- _Raw data_
· · · · · · ·
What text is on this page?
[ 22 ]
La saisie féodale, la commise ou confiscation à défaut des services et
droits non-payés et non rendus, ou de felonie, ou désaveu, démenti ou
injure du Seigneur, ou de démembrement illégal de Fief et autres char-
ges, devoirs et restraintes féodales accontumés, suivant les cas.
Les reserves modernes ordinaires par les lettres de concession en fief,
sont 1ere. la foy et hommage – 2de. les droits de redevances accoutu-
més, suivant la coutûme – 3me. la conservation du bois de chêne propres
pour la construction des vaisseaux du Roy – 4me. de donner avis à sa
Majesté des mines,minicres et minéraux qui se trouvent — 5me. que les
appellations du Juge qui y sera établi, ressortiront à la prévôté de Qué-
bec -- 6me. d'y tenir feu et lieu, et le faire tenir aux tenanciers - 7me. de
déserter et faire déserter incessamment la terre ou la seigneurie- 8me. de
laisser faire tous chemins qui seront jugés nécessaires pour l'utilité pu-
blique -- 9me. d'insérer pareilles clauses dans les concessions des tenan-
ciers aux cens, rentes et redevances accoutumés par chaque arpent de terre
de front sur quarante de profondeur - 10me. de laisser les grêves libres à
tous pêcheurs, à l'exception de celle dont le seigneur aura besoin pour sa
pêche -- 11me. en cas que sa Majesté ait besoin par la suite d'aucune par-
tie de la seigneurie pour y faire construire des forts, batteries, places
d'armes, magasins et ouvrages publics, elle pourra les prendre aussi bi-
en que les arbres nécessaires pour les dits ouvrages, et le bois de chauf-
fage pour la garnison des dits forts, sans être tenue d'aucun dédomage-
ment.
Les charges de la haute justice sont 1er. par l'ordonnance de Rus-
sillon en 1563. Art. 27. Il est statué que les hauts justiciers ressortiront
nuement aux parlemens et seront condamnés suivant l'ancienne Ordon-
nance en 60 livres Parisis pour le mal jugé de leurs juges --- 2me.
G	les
· · · · · · ·
Report how many lines of the listing hold the word "faire", with nothing but the number.

4